EXERCISE DIRECTIONS: Collect every line in the records below that contains the word "positive".

Source data:
┌──

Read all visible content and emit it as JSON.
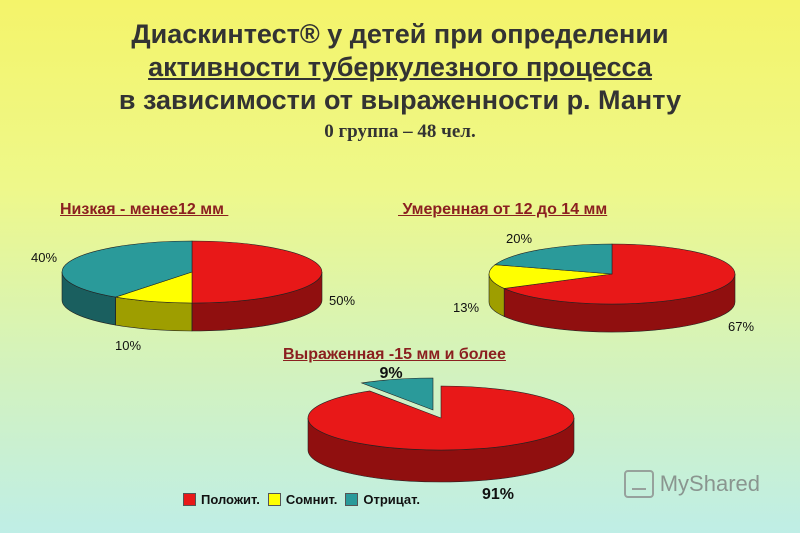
{
  "title": {
    "line1": "Диаскинтест® у детей  при определении",
    "line2": "активности туберкулезного процесса",
    "line3": "в зависимости от выраженности р. Манту",
    "line4": "0 группа – 48 чел."
  },
  "colors": {
    "positive": "#e81818",
    "doubtful": "#ffff00",
    "negative": "#2a9a9a"
  },
  "legend": [
    {
      "label": "Положит.",
      "color_key": "positive"
    },
    {
      "label": "Сомнит.",
      "color_key": "doubtful"
    },
    {
      "label": "Отрицат.",
      "color_key": "negative"
    }
  ],
  "chart_data": [
    {
      "type": "pie",
      "title": "Низкая - менее12 мм ",
      "slices": [
        {
          "series": "Положит.",
          "value": 50,
          "label": "50%"
        },
        {
          "series": "Сомнит.",
          "value": 10,
          "label": "10%"
        },
        {
          "series": "Отрицат.",
          "value": 40,
          "label": "40%"
        }
      ]
    },
    {
      "type": "pie",
      "title": " Умеренная от 12 до 14 мм",
      "slices": [
        {
          "series": "Положит.",
          "value": 67,
          "label": "67%"
        },
        {
          "series": "Сомнит.",
          "value": 13,
          "label": "13%"
        },
        {
          "series": "Отрицат.",
          "value": 20,
          "label": "20%"
        }
      ]
    },
    {
      "type": "pie",
      "title": "Выраженная -15 мм и более",
      "slices": [
        {
          "series": "Положит.",
          "value": 91,
          "label": "91%"
        },
        {
          "series": "Отрицат.",
          "value": 9,
          "label": "9%"
        }
      ]
    }
  ],
  "watermark": "MyShared"
}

└──

ANSWER TO THIS TASK:
    "positive": "#e81818",
      "color_key": "positive"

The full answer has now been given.